* [Problem to solve]
Gather from the listing below each line that includes the word "document", and copy it.

* [Information provided]

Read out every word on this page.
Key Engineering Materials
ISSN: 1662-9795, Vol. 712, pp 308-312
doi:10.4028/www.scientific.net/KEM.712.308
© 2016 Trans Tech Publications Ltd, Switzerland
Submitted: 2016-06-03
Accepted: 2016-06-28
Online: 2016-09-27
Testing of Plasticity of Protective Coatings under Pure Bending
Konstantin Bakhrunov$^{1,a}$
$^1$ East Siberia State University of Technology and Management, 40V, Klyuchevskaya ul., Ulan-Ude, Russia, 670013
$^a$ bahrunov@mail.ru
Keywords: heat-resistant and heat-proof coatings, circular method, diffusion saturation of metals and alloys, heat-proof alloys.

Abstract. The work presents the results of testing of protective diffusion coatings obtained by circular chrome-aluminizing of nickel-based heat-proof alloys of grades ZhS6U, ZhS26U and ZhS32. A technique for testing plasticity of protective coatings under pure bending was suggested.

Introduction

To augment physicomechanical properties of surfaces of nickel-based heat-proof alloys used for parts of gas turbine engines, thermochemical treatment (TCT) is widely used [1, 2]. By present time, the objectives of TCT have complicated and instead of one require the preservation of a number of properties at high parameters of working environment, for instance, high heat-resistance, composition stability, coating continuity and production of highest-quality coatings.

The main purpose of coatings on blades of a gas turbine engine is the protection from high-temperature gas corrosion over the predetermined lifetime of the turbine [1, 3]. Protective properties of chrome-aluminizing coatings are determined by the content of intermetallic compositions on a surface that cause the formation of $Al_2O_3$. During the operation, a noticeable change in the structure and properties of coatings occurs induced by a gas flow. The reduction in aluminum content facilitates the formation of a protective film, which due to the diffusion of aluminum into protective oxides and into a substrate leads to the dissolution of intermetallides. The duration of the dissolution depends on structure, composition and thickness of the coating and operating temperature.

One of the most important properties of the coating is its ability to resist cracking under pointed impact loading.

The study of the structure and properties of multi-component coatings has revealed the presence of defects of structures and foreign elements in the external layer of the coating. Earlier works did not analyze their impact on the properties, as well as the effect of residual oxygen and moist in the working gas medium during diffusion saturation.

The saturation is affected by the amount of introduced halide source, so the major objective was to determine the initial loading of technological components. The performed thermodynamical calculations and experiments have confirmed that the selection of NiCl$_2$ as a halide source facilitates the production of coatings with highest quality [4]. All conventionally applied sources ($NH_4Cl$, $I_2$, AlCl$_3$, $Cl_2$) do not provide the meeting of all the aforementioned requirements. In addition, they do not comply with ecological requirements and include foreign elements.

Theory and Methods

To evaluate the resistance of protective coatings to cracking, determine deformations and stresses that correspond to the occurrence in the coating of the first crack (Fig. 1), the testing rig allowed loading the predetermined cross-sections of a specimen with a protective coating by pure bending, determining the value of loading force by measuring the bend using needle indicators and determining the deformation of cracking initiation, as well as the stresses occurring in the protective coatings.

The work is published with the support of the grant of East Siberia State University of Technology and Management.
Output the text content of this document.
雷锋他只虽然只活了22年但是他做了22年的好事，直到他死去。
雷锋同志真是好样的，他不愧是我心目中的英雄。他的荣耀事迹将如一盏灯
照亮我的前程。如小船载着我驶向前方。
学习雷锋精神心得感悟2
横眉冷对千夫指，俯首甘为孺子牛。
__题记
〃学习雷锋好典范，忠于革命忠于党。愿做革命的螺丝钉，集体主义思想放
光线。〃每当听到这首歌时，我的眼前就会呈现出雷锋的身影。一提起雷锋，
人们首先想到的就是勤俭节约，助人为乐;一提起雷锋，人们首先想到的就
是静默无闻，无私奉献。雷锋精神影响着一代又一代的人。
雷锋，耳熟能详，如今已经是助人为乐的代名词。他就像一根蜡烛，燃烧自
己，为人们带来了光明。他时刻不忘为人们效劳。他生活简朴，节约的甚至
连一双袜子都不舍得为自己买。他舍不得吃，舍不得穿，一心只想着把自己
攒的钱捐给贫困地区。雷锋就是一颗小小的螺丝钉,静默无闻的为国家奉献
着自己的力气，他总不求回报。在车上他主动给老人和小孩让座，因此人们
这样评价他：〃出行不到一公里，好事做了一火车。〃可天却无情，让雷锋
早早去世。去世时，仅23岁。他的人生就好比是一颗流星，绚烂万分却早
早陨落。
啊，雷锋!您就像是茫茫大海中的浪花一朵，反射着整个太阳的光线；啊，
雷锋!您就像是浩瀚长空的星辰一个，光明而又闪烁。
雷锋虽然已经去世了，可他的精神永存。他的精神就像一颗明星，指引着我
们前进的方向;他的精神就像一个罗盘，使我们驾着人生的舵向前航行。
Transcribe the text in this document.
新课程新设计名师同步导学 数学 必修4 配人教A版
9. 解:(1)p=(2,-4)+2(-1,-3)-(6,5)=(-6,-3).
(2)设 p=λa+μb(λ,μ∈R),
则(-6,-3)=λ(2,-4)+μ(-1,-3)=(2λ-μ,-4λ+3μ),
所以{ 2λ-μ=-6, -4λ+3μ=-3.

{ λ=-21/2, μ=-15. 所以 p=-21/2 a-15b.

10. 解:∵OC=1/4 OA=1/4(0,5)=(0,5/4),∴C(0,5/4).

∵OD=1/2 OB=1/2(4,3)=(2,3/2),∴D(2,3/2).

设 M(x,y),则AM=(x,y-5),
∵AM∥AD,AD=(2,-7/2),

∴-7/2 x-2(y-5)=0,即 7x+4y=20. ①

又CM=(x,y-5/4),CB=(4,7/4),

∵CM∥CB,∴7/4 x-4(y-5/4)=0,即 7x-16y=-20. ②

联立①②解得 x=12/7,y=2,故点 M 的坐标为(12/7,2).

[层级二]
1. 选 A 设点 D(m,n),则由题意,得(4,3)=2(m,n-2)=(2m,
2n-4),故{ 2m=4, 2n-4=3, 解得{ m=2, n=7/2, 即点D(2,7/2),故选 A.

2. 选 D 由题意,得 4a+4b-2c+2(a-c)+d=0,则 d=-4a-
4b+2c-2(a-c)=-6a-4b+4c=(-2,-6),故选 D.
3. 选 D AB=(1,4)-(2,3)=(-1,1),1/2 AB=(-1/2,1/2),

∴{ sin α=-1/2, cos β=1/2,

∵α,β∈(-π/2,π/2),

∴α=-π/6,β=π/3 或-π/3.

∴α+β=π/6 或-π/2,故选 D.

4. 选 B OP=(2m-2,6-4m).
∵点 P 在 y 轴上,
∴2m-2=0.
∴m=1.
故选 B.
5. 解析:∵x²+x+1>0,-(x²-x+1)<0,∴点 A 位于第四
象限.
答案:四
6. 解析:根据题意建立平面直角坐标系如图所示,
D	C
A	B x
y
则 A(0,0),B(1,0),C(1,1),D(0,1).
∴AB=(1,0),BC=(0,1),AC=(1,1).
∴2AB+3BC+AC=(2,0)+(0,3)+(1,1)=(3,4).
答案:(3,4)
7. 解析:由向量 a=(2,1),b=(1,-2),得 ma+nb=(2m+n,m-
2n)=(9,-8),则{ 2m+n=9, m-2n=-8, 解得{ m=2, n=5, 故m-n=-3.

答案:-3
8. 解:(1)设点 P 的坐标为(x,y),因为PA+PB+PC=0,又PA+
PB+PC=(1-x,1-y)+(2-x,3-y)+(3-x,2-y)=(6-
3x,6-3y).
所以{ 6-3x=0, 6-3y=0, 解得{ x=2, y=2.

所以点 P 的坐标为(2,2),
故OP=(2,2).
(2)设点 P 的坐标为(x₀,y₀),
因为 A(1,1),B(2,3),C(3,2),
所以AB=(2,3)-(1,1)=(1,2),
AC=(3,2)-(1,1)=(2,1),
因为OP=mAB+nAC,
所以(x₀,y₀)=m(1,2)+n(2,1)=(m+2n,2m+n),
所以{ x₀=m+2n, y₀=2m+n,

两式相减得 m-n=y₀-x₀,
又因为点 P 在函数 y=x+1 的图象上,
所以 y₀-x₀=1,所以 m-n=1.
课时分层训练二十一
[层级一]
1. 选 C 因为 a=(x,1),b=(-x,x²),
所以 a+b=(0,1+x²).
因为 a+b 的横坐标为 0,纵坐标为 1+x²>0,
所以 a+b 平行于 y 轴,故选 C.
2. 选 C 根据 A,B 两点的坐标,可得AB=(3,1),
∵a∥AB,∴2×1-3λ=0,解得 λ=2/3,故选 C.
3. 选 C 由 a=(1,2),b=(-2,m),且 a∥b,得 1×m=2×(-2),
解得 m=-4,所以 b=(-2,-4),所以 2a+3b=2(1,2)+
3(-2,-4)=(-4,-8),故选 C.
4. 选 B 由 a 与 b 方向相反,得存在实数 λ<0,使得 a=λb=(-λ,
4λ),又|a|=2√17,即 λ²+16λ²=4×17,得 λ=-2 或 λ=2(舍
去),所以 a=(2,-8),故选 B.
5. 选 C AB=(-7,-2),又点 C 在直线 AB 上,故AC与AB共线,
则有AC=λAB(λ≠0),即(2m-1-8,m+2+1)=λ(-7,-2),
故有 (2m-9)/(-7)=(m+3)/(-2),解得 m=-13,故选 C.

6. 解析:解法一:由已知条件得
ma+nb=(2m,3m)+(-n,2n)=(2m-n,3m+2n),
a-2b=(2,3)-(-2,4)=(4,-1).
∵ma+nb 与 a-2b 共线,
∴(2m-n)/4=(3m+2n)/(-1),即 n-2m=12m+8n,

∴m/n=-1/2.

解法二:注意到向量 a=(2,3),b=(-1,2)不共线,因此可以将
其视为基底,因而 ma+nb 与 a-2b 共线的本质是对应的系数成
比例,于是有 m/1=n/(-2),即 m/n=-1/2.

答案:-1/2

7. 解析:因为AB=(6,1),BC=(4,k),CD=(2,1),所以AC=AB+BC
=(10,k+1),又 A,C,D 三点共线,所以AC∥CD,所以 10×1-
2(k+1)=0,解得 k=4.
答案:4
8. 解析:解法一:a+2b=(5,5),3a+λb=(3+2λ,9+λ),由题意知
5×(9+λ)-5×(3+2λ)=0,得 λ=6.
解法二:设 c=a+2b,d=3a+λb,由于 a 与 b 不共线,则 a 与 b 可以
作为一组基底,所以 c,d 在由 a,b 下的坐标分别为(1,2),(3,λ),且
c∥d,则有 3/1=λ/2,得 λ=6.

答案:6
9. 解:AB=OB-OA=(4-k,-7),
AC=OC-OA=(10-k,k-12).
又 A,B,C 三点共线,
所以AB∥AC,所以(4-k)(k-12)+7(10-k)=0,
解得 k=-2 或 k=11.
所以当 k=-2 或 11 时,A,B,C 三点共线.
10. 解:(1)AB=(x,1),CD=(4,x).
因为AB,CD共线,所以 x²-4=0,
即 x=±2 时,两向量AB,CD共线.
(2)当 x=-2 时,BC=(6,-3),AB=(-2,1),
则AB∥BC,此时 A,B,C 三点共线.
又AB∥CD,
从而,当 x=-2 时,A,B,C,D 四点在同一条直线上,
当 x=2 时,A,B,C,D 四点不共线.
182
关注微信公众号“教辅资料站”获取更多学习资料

* [Response to the task]
Output the text content of this document.
Transcribe the text in this document.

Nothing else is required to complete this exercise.